━━━━━ Data supplied ━━━━━
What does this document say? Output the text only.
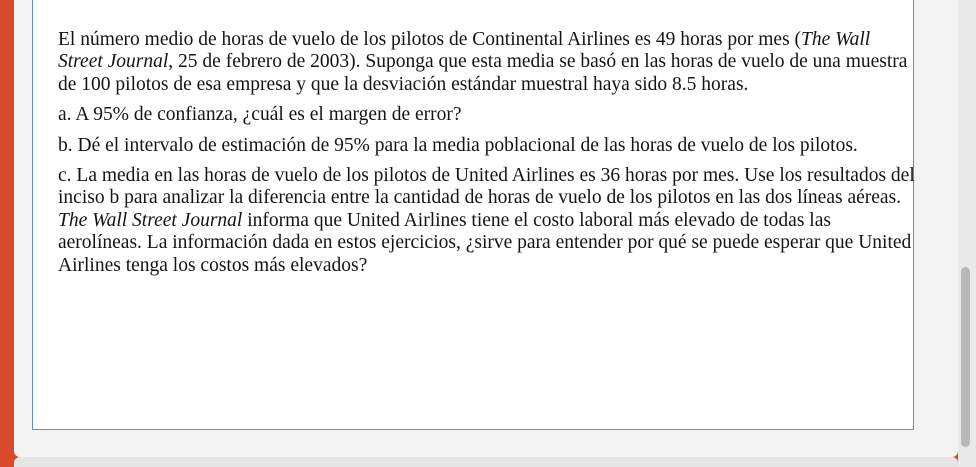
El número medio de horas de vuelo de los pilotos de Continental Airlines es 49 horas por mes (The Wall Street Journal, 25 de febrero de 2003). Suponga que esta media se basó en las horas de vuelo de una muestra de 100 pilotos de esa empresa y que la desviación estándar muestral haya sido 8.5 horas.

a. A 95% de confianza, ¿cuál es el margen de error?

b. Dé el intervalo de estimación de 95% para la media poblacional de las horas de vuelo de los pilotos.

c. La media en las horas de vuelo de los pilotos de United Airlines es 36 horas por mes. Use los resultados del inciso b para analizar la diferencia entre la cantidad de horas de vuelo de los pilotos en las dos líneas aéreas. The Wall Street Journal informa que United Airlines tiene el costo laboral más elevado de todas las aerolíneas. La información dada en estos ejercicios, ¿sirve para entender por qué se puede esperar que United Airlines tenga los costos más elevados?
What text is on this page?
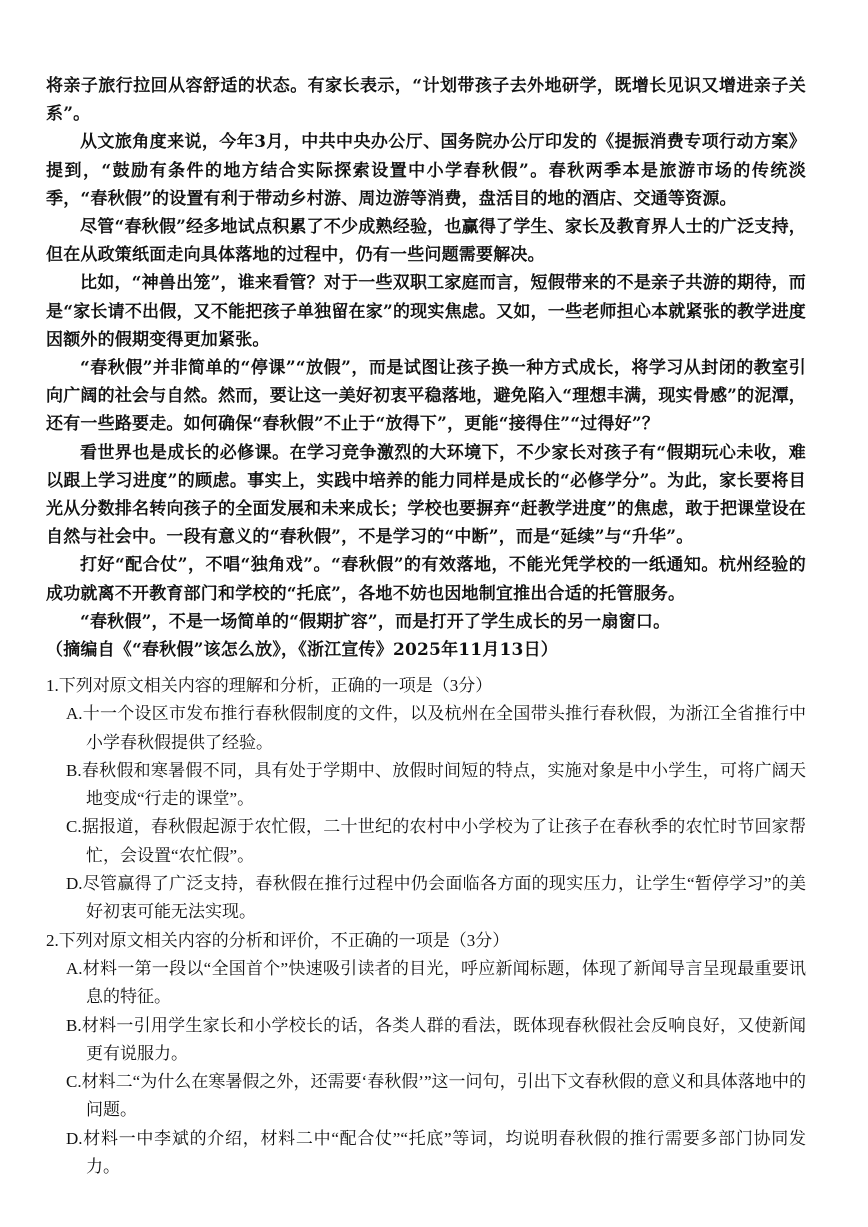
将亲子旅行拉回从容舒适的状态。有家长表示，“计划带孩子去外地研学，既增长见识又增进亲子关系”。

从文旅角度来说，今年3月，中共中央办公厅、国务院办公厅印发的《提振消费专项行动方案》提到，“鼓励有条件的地方结合实际探索设置中小学春秋假”。春秋两季本是旅游市场的传统淡季，“春秋假”的设置有利于带动乡村游、周边游等消费，盘活目的地的酒店、交通等资源。

尽管“春秋假”经多地试点积累了不少成熟经验，也赢得了学生、家长及教育界人士的广泛支持，但在从政策纸面走向具体落地的过程中，仍有一些问题需要解决。

比如，“神兽出笼”，谁来看管？对于一些双职工家庭而言，短假带来的不是亲子共游的期待，而是“家长请不出假，又不能把孩子单独留在家”的现实焦虑。又如，一些老师担心本就紧张的教学进度因额外的假期变得更加紧张。

“春秋假”并非简单的“停课”“放假”，而是试图让孩子换一种方式成长，将学习从封闭的教室引向广阔的社会与自然。然而，要让这一美好初衷平稳落地，避免陷入“理想丰满，现实骨感”的泥潭，还有一些路要走。如何确保“春秋假”不止于“放得下”，更能“接得住”“过得好”？

看世界也是成长的必修课。在学习竞争激烈的大环境下，不少家长对孩子有“假期玩心未收，难以跟上学习进度”的顾虑。事实上，实践中培养的能力同样是成长的“必修学分”。为此，家长要将目光从分数排名转向孩子的全面发展和未来成长；学校也要摒弃“赶教学进度”的焦虑，敢于把课堂设在自然与社会中。一段有意义的“春秋假”，不是学习的“中断”，而是“延续”与“升华”。

打好“配合仗”，不唱“独角戏”。“春秋假”的有效落地，不能光凭学校的一纸通知。杭州经验的成功就离不开教育部门和学校的“托底”，各地不妨也因地制宜推出合适的托管服务。

“春秋假”，不是一场简单的“假期扩容”，而是打开了学生成长的另一扇窗口。

（摘编自《“春秋假”该怎么放》，《浙江宣传》2025年11月13日）

1.下列对原文相关内容的理解和分析，正确的一项是（3分）

A.十一个设区市发布推行春秋假制度的文件，以及杭州在全国带头推行春秋假，为浙江全省推行中小学春秋假提供了经验。

B.春秋假和寒暑假不同，具有处于学期中、放假时间短的特点，实施对象是中小学生，可将广阔天地变成“行走的课堂”。

C.据报道，春秋假起源于农忙假，二十世纪的农村中小学校为了让孩子在春秋季的农忙时节回家帮忙，会设置“农忙假”。

D.尽管赢得了广泛支持，春秋假在推行过程中仍会面临各方面的现实压力，让学生“暂停学习”的美好初衷可能无法实现。

2.下列对原文相关内容的分析和评价，不正确的一项是（3分）

A.材料一第一段以“全国首个”快速吸引读者的目光，呼应新闻标题，体现了新闻导言呈现最重要讯息的特征。

B.材料一引用学生家长和小学校长的话，各类人群的看法，既体现春秋假社会反响良好，又使新闻更有说服力。

C.材料二“为什么在寒暑假之外，还需要‘春秋假’”这一问句，引出下文春秋假的意义和具体落地中的问题。

D.材料一中李斌的介绍，材料二中“配合仗”“托底”等词，均说明春秋假的推行需要多部门协同发力。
━━━━━
**What to do**
Exclude all pictures and reproduce exactly the lines from the one containing "What text is on this page?" through the final line of the entries above.

**Task solution**
What text is on this page?
将亲子旅行拉回从容舒适的状态。有家长表示，“计划带孩子去外地研学，既增长见识又增进亲子关系”。

从文旅角度来说，今年3月，中共中央办公厅、国务院办公厅印发的《提振消费专项行动方案》提到，“鼓励有条件的地方结合实际探索设置中小学春秋假”。春秋两季本是旅游市场的传统淡季，“春秋假”的设置有利于带动乡村游、周边游等消费，盘活目的地的酒店、交通等资源。

尽管“春秋假”经多地试点积累了不少成熟经验，也赢得了学生、家长及教育界人士的广泛支持，但在从政策纸面走向具体落地的过程中，仍有一些问题需要解决。

比如，“神兽出笼”，谁来看管？对于一些双职工家庭而言，短假带来的不是亲子共游的期待，而是“家长请不出假，又不能把孩子单独留在家”的现实焦虑。又如，一些老师担心本就紧张的教学进度因额外的假期变得更加紧张。

“春秋假”并非简单的“停课”“放假”，而是试图让孩子换一种方式成长，将学习从封闭的教室引向广阔的社会与自然。然而，要让这一美好初衷平稳落地，避免陷入“理想丰满，现实骨感”的泥潭，还有一些路要走。如何确保“春秋假”不止于“放得下”，更能“接得住”“过得好”？

看世界也是成长的必修课。在学习竞争激烈的大环境下，不少家长对孩子有“假期玩心未收，难以跟上学习进度”的顾虑。事实上，实践中培养的能力同样是成长的“必修学分”。为此，家长要将目光从分数排名转向孩子的全面发展和未来成长；学校也要摒弃“赶教学进度”的焦虑，敢于把课堂设在自然与社会中。一段有意义的“春秋假”，不是学习的“中断”，而是“延续”与“升华”。

打好“配合仗”，不唱“独角戏”。“春秋假”的有效落地，不能光凭学校的一纸通知。杭州经验的成功就离不开教育部门和学校的“托底”，各地不妨也因地制宜推出合适的托管服务。

“春秋假”，不是一场简单的“假期扩容”，而是打开了学生成长的另一扇窗口。

（摘编自《“春秋假”该怎么放》，《浙江宣传》2025年11月13日）

1.下列对原文相关内容的理解和分析，正确的一项是（3分）

A.十一个设区市发布推行春秋假制度的文件，以及杭州在全国带头推行春秋假，为浙江全省推行中小学春秋假提供了经验。

B.春秋假和寒暑假不同，具有处于学期中、放假时间短的特点，实施对象是中小学生，可将广阔天地变成“行走的课堂”。

C.据报道，春秋假起源于农忙假，二十世纪的农村中小学校为了让孩子在春秋季的农忙时节回家帮忙，会设置“农忙假”。

D.尽管赢得了广泛支持，春秋假在推行过程中仍会面临各方面的现实压力，让学生“暂停学习”的美好初衷可能无法实现。

2.下列对原文相关内容的分析和评价，不正确的一项是（3分）

A.材料一第一段以“全国首个”快速吸引读者的目光，呼应新闻标题，体现了新闻导言呈现最重要讯息的特征。

B.材料一引用学生家长和小学校长的话，各类人群的看法，既体现春秋假社会反响良好，又使新闻更有说服力。

C.材料二“为什么在寒暑假之外，还需要‘春秋假’”这一问句，引出下文春秋假的意义和具体落地中的问题。

D.材料一中李斌的介绍，材料二中“配合仗”“托底”等词，均说明春秋假的推行需要多部门协同发力。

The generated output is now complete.